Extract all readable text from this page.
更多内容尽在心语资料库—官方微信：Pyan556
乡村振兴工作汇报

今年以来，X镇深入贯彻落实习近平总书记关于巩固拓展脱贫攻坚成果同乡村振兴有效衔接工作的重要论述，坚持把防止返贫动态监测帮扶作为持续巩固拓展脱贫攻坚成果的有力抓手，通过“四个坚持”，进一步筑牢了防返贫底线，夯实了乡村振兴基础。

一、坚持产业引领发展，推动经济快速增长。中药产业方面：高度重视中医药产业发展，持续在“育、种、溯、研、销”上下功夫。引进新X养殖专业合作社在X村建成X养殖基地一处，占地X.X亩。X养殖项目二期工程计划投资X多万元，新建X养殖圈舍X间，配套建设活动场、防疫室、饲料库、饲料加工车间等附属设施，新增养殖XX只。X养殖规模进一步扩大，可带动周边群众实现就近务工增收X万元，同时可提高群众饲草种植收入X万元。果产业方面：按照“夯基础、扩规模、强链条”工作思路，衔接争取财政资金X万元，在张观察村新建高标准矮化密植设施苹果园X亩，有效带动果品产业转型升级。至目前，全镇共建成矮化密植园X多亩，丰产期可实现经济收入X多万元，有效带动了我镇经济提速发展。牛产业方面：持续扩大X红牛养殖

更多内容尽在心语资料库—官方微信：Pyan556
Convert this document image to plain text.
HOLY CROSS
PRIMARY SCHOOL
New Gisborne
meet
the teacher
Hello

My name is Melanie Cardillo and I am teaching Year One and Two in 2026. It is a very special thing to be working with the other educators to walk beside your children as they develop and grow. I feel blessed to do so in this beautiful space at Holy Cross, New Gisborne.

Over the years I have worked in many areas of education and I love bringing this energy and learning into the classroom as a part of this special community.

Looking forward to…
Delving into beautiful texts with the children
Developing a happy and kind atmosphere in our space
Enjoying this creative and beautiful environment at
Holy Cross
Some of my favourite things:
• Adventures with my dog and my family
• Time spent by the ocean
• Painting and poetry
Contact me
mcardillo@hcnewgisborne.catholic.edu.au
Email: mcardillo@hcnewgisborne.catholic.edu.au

──────

*Set task*
Find the word "catholic" in the material, then list each line that holds it.

*Output below*
mcardillo@hcnewgisborne.catholic.edu.au
Email: mcardillo@hcnewgisborne.catholic.edu.au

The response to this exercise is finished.